Your task » The listing beneath should be written out in full, exactly as shown.

Records for the exercise »

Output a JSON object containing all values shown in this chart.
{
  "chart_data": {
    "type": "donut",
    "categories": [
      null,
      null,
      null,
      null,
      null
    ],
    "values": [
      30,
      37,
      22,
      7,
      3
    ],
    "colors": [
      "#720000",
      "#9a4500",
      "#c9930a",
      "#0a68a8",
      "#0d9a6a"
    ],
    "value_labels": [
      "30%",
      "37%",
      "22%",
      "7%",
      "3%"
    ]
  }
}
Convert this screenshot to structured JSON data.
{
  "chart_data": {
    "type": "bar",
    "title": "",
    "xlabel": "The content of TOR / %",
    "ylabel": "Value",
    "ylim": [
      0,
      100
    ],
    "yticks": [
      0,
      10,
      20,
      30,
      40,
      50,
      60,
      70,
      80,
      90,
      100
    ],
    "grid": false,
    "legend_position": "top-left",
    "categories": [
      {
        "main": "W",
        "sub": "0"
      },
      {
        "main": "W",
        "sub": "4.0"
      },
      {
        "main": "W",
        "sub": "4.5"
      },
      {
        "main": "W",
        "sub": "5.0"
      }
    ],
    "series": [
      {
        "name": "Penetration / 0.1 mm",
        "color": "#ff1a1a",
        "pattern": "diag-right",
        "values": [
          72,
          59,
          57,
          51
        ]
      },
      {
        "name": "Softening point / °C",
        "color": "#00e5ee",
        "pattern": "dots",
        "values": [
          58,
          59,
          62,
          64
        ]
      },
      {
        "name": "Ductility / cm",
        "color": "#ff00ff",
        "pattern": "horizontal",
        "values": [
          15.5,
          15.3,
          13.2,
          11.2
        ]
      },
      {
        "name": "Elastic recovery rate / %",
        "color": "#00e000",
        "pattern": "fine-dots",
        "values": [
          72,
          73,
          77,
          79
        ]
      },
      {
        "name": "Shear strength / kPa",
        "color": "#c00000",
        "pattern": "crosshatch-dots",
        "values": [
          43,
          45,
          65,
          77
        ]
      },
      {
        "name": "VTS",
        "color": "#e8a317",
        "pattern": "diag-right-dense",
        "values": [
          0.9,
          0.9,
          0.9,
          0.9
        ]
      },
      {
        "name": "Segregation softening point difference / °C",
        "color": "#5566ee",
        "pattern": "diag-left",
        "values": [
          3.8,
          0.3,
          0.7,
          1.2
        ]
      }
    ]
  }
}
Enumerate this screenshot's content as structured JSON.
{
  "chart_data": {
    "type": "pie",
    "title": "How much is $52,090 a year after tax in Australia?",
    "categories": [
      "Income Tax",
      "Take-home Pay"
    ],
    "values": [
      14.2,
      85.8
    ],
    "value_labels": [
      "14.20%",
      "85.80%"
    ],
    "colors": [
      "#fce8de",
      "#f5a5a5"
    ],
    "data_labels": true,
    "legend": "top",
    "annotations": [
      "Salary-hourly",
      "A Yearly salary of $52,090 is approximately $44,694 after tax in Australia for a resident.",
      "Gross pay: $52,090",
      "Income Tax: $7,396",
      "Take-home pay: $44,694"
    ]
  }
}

Task answer »
Output a JSON object containing all values shown in this chart.
{
  "chart_data": {
    "type": "donut",
    "categories": [
      null,
      null,
      null,
      null,
      null
    ],
    "values": [
      30,
      37,
      22,
      7,
      3
    ],
    "colors": [
      "#720000",
      "#9a4500",
      "#c9930a",
      "#0a68a8",
      "#0d9a6a"
    ],
    "value_labels": [
      "30%",
      "37%",
      "22%",
      "7%",
      "3%"
    ]
  }
}
Convert this screenshot to structured JSON data.
{
  "chart_data": {
    "type": "bar",
    "title": "",
    "xlabel": "The content of TOR / %",
    "ylabel": "Value",
    "ylim": [
      0,
      100
    ],
    "yticks": [
      0,
      10,
      20,
      30,
      40,
      50,
      60,
      70,
      80,
      90,
      100
    ],
    "grid": false,
    "legend_position": "top-left",
    "categories": [
      {
        "main": "W",
        "sub": "0"
      },
      {
        "main": "W",
        "sub": "4.0"
      },
      {
        "main": "W",
        "sub": "4.5"
      },
      {
        "main": "W",
        "sub": "5.0"
      }
    ],
    "series": [
      {
        "name": "Penetration / 0.1 mm",
        "color": "#ff1a1a",
        "pattern": "diag-right",
        "values": [
          72,
          59,
          57,
          51
        ]
      },
      {
        "name": "Softening point / °C",
        "color": "#00e5ee",
        "pattern": "dots",
        "values": [
          58,
          59,
          62,
          64
        ]
      },
      {
        "name": "Ductility / cm",
        "color": "#ff00ff",
        "pattern": "horizontal",
        "values": [
          15.5,
          15.3,
          13.2,
          11.2
        ]
      },
      {
        "name": "Elastic recovery rate / %",
        "color": "#00e000",
        "pattern": "fine-dots",
        "values": [
          72,
          73,
          77,
          79
        ]
      },
      {
        "name": "Shear strength / kPa",
        "color": "#c00000",
        "pattern": "crosshatch-dots",
        "values": [
          43,
          45,
          65,
          77
        ]
      },
      {
        "name": "VTS",
        "color": "#e8a317",
        "pattern": "diag-right-dense",
        "values": [
          0.9,
          0.9,
          0.9,
          0.9
        ]
      },
      {
        "name": "Segregation softening point difference / °C",
        "color": "#5566ee",
        "pattern": "diag-left",
        "values": [
          3.8,
          0.3,
          0.7,
          1.2
        ]
      }
    ]
  }
}
Enumerate this screenshot's content as structured JSON.
{
  "chart_data": {
    "type": "pie",
    "title": "How much is $52,090 a year after tax in Australia?",
    "categories": [
      "Income Tax",
      "Take-home Pay"
    ],
    "values": [
      14.2,
      85.8
    ],
    "value_labels": [
      "14.20%",
      "85.80%"
    ],
    "colors": [
      "#fce8de",
      "#f5a5a5"
    ],
    "data_labels": true,
    "legend": "top",
    "annotations": [
      "Salary-hourly",
      "A Yearly salary of $52,090 is approximately $44,694 after tax in Australia for a resident.",
      "Gross pay: $52,090",
      "Income Tax: $7,396",
      "Take-home pay: $44,694"
    ]
  }
}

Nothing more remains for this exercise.